# [Stored items from a collection]
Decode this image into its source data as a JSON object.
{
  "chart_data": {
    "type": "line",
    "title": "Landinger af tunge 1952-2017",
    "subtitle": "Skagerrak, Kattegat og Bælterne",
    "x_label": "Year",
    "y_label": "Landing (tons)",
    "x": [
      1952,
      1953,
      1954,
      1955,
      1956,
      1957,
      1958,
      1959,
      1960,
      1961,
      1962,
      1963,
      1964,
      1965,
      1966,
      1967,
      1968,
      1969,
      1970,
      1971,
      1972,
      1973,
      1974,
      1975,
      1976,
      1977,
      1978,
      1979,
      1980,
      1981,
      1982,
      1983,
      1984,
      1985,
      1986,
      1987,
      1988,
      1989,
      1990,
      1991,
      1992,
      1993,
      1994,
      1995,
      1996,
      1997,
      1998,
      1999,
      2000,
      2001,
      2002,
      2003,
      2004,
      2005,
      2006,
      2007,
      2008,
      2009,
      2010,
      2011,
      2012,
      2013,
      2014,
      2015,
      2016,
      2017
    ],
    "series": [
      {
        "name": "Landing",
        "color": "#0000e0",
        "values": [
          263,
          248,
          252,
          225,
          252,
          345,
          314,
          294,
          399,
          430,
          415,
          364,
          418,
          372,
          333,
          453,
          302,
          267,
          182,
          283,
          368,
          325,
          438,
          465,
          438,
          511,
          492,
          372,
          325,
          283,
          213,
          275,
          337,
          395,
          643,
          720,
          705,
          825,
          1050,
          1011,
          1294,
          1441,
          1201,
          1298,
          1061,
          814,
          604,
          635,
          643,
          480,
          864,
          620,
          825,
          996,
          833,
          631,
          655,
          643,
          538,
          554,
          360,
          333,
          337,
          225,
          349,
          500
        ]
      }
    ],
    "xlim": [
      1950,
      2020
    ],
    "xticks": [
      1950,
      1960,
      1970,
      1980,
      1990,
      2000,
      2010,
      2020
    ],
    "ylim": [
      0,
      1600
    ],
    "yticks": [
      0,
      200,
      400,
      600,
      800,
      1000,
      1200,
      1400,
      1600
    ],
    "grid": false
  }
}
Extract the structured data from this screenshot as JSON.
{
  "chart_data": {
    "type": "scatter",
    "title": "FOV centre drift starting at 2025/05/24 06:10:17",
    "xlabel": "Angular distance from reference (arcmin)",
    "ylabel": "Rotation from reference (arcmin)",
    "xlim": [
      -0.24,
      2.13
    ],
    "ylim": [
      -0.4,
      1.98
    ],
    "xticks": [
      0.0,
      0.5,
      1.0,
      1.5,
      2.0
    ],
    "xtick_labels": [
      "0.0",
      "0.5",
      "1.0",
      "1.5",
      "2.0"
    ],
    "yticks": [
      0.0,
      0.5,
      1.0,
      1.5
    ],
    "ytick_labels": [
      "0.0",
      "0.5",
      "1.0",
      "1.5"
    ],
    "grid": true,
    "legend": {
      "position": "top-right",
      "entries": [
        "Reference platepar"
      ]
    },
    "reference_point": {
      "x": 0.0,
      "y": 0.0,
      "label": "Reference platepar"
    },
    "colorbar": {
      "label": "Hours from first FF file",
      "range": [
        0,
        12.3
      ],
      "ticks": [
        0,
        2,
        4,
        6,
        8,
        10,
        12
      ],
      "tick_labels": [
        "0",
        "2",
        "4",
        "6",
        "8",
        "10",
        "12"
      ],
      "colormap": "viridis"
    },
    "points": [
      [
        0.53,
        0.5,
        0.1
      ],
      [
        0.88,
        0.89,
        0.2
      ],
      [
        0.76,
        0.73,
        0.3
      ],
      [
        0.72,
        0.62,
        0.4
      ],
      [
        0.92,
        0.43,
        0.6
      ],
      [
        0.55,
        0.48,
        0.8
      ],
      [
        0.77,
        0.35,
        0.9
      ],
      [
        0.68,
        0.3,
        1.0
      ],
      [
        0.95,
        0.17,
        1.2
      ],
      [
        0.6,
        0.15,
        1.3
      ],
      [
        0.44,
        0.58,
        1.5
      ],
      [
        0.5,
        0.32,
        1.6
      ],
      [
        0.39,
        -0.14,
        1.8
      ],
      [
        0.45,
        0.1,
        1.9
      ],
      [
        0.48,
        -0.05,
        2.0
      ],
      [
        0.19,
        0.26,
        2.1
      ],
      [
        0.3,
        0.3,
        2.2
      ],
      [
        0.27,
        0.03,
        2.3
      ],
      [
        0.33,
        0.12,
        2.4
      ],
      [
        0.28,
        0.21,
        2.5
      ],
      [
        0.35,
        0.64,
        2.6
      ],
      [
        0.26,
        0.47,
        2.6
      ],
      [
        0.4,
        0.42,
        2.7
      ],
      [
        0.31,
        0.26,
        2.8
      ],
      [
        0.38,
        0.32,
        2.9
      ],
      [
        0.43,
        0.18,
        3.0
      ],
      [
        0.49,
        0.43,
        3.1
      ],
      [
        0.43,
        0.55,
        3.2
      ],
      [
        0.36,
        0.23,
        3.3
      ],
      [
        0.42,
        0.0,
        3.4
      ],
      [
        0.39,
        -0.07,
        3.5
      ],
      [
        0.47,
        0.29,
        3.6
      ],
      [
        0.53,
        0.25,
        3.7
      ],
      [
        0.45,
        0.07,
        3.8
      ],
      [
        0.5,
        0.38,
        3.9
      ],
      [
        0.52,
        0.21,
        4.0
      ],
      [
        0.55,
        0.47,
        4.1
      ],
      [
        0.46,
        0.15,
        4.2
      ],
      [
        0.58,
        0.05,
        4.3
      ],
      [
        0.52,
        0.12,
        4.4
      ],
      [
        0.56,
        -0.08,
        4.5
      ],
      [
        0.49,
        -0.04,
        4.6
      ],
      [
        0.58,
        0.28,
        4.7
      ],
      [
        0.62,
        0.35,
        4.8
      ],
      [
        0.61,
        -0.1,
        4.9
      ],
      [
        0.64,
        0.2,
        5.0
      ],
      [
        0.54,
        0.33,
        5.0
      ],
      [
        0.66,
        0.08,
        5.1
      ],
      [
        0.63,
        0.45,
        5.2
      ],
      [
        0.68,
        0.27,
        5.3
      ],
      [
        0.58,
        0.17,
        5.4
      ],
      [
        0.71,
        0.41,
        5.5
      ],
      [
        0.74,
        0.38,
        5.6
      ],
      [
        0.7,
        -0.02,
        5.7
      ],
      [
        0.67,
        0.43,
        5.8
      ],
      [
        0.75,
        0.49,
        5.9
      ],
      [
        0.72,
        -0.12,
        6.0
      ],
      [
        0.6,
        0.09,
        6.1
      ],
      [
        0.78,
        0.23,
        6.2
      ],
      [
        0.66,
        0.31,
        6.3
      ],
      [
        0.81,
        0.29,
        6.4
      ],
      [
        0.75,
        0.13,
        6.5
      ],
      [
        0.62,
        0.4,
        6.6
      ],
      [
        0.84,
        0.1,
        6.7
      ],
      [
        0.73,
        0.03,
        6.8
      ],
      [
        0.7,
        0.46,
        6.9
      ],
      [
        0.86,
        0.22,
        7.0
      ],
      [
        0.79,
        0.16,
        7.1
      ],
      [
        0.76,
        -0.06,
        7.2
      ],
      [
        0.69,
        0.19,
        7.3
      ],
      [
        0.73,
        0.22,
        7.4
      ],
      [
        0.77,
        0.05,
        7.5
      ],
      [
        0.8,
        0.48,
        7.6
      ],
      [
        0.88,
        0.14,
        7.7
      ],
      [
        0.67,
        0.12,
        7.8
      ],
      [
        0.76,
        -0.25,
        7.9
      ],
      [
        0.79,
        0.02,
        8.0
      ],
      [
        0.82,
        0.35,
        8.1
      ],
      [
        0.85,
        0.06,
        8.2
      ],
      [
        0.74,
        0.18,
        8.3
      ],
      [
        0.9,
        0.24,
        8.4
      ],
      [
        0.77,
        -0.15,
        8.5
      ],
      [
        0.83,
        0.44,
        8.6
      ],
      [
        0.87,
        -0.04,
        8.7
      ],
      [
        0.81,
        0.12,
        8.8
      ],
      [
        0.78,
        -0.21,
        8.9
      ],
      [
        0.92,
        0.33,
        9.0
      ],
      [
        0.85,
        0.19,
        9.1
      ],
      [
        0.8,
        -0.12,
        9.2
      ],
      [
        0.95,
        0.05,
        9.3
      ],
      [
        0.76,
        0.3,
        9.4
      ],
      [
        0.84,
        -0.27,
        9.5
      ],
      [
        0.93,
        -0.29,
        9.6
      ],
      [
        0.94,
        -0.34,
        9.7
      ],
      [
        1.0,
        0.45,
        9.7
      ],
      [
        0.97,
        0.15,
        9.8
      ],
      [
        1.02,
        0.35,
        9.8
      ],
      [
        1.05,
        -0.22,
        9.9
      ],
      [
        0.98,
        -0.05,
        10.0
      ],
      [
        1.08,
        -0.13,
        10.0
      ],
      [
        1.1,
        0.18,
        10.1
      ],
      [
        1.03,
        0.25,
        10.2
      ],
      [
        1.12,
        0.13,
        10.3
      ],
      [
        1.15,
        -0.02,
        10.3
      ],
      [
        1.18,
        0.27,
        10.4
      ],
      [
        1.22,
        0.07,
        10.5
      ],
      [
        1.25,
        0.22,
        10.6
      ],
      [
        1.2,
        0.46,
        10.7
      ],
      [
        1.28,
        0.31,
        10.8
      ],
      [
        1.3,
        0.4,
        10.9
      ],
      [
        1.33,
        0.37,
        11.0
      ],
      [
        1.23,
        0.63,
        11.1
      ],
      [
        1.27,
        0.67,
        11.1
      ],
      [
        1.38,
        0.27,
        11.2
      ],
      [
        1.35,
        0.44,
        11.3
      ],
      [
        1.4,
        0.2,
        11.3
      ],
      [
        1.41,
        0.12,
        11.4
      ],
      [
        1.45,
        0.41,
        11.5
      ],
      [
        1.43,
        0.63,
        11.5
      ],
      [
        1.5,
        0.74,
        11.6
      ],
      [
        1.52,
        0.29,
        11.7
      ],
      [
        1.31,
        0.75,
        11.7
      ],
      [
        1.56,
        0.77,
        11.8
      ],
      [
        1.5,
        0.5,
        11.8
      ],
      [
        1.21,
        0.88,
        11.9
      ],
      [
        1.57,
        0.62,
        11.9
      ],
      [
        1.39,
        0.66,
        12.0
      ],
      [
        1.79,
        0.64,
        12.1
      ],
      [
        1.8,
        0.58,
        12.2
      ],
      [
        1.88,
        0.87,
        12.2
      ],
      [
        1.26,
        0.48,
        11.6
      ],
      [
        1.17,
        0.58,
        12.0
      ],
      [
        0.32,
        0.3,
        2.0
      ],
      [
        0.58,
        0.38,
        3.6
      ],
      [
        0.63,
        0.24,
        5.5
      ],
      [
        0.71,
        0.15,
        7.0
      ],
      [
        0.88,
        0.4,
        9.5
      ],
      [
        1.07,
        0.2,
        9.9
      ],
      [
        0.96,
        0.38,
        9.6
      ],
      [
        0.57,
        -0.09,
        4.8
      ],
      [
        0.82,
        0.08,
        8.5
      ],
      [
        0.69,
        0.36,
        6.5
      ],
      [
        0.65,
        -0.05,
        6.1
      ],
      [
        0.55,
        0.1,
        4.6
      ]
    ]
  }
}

--

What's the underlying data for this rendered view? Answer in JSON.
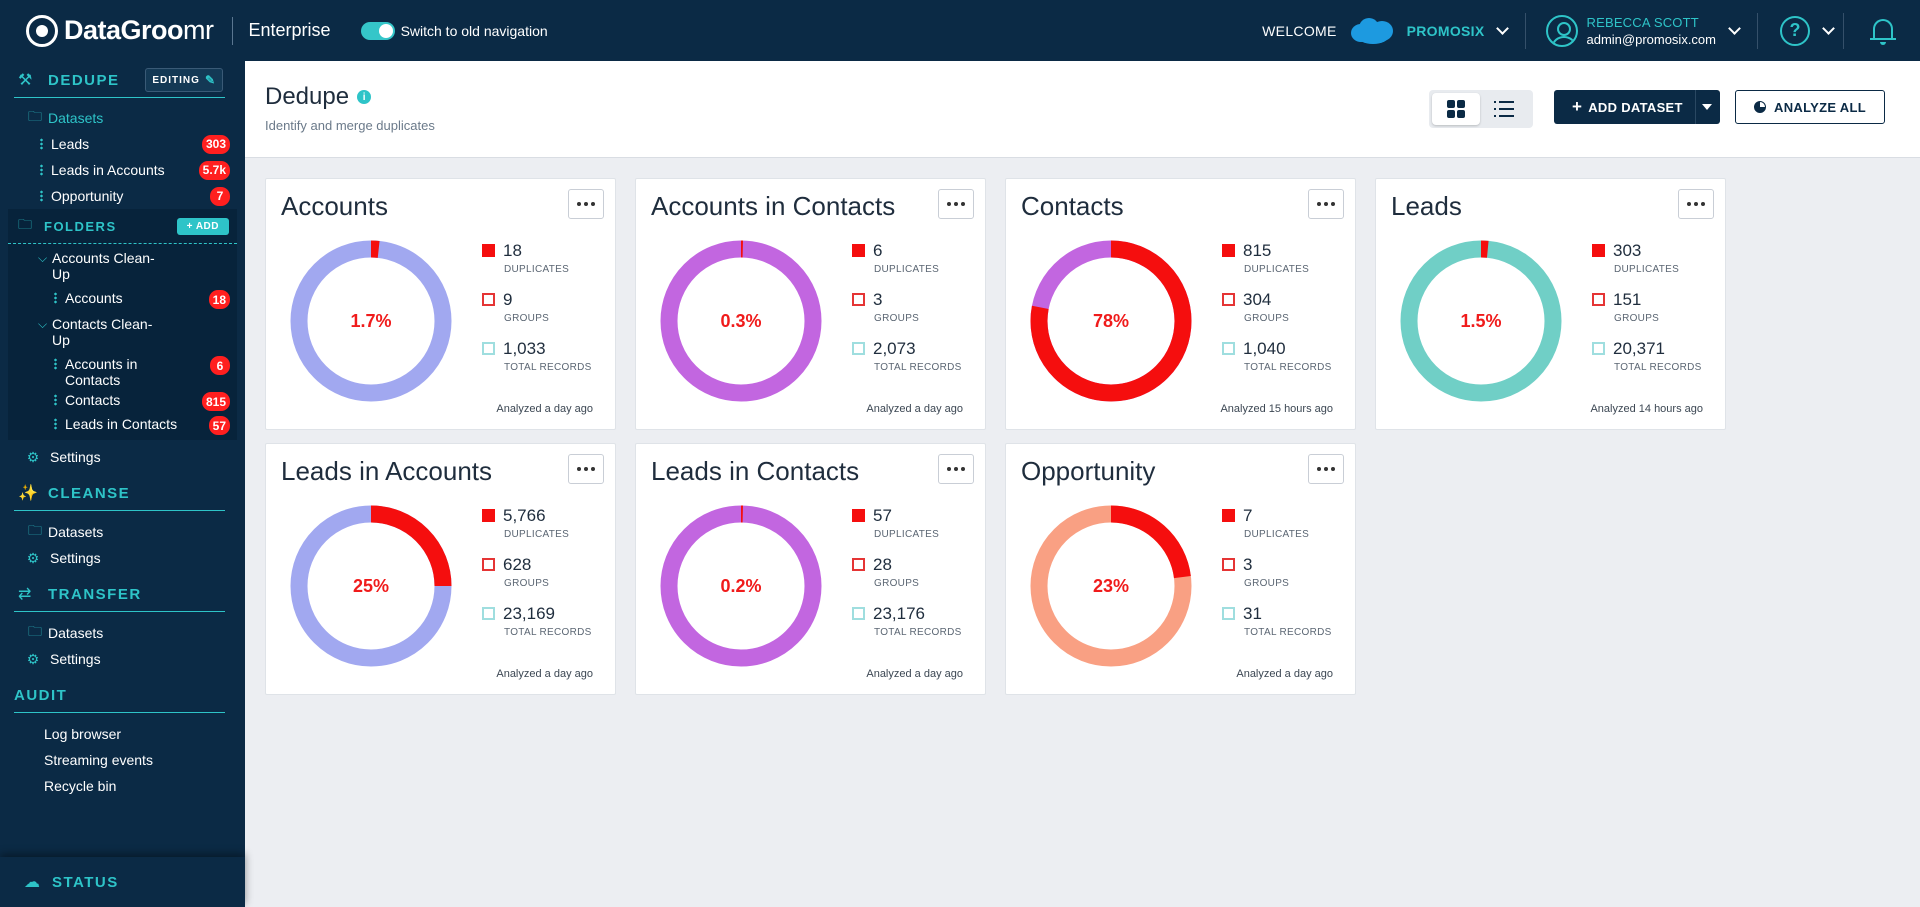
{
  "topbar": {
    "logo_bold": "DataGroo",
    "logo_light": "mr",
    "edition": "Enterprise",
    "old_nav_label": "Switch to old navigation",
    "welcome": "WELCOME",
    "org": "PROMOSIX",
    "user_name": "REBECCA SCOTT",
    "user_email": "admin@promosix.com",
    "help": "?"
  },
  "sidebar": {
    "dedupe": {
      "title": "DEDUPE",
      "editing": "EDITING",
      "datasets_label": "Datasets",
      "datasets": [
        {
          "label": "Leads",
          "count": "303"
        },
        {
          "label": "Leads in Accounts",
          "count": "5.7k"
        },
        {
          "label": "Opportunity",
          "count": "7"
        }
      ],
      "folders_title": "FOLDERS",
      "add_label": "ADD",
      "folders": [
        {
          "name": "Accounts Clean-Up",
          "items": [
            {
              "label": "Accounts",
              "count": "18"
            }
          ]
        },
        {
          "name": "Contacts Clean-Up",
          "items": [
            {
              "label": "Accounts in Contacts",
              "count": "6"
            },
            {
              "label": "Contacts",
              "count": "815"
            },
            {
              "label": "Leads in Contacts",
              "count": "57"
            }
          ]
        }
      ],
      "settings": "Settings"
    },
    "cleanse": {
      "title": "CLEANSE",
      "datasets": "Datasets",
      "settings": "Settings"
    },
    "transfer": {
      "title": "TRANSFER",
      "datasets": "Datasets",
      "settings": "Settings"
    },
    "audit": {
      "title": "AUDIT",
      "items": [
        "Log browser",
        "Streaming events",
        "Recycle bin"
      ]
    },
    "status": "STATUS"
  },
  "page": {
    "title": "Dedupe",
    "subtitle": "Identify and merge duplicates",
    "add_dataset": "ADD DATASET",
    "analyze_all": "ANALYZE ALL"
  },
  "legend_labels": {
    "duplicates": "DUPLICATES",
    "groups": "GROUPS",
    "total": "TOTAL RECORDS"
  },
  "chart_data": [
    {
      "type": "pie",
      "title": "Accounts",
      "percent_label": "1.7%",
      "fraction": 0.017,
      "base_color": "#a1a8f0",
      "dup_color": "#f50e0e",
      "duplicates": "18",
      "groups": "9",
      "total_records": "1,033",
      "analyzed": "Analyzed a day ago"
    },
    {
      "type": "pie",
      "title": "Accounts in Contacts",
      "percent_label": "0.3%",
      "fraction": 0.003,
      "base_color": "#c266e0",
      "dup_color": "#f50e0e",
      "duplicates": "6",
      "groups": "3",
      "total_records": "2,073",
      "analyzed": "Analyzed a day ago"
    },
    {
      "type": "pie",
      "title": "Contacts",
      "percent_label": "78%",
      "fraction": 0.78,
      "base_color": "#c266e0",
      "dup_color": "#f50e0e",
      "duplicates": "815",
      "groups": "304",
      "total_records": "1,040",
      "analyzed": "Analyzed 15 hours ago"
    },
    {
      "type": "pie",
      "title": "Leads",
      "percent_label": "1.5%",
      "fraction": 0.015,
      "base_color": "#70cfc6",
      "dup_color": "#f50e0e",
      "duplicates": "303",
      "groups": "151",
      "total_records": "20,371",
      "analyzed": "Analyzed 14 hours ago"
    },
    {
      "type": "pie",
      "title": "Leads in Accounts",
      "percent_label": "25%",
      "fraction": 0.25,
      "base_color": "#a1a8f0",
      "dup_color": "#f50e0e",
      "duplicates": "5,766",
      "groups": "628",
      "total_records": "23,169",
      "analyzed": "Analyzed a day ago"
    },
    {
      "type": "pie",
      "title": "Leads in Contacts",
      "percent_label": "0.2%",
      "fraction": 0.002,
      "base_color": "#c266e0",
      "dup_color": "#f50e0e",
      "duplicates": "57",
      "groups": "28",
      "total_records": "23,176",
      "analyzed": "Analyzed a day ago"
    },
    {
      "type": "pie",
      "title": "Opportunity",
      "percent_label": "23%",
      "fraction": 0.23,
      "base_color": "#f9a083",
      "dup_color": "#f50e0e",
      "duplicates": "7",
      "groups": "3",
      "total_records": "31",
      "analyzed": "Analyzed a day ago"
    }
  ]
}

# [EXERCISE DETAILS]
Identify and copy the lines holding the word "Contacts".

# [RESULT OF THE TASK]
          "name": "Contacts Clean-Up",
              "label": "Accounts in Contacts",
              "label": "Contacts",
              "label": "Leads in Contacts",
      "title": "Accounts in Contacts",
      "title": "Contacts",
      "title": "Leads in Contacts",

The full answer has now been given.